Stored records
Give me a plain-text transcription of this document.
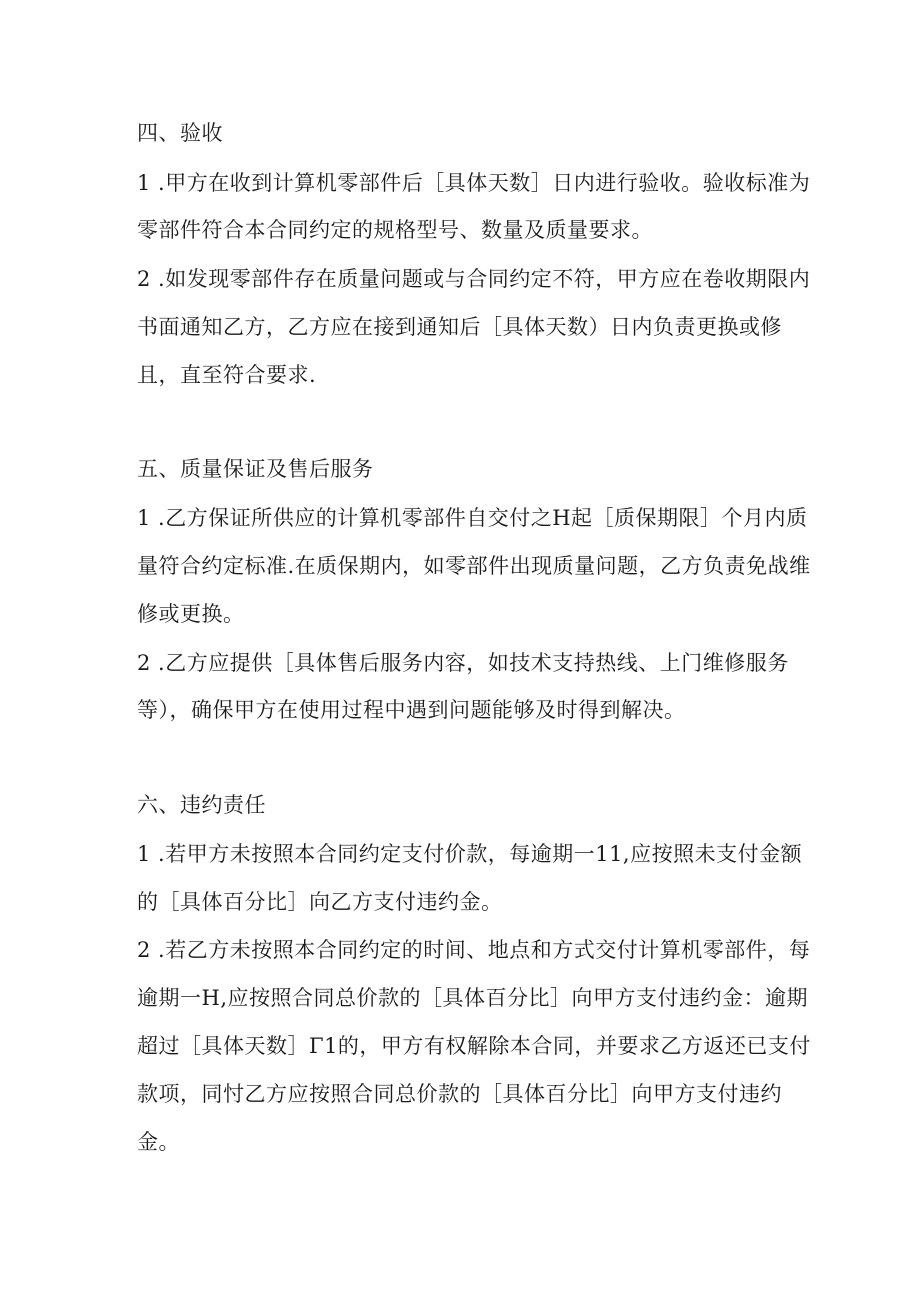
四、验收
1 .甲方在收到计算机零部件后［具体天数］日内进行验收。验收标准为
零部件符合本合同约定的规格型号、数量及质量要求。
2 .如发现零部件存在质量问题或与合同约定不符，甲方应在卷收期限内
书面通知乙方，乙方应在接到通知后［具体天数）日内负责更换或修
且，直至符合要求.
五、质量保证及售后服务
1 .乙方保证所供应的计算机零部件自交付之H起［质保期限］个月内质
量符合约定标准.在质保期内，如零部件出现质量问题，乙方负责免战维
修或更换。
2 .乙方应提供［具体售后服务内容，如技术支持热线、上门维修服务
等），确保甲方在使用过程中遇到问题能够及时得到解决。
六、违约责任
1 .若甲方未按照本合同约定支付价款，每逾期一11,应按照未支付金额
的［具体百分比］向乙方支付违约金。
2 .若乙方未按照本合同约定的时间、地点和方式交付计算机零部件，每
逾期一H,应按照合同总价款的［具体百分比］向甲方支付违约金：逾期
超过［具体天数］Γ1的，甲方有权解除本合同，并要求乙方返还已支付
款项，同忖乙方应按照合同总价款的［具体百分比］向甲方支付违约
金。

- STATED EXERCISE
Copy and report every line where the word "具体天数" is present.

- REPLY
1 .甲方在收到计算机零部件后［具体天数］日内进行验收。验收标准为
书面通知乙方，乙方应在接到通知后［具体天数）日内负责更换或修
超过［具体天数］Γ1的，甲方有权解除本合同，并要求乙方返还已支付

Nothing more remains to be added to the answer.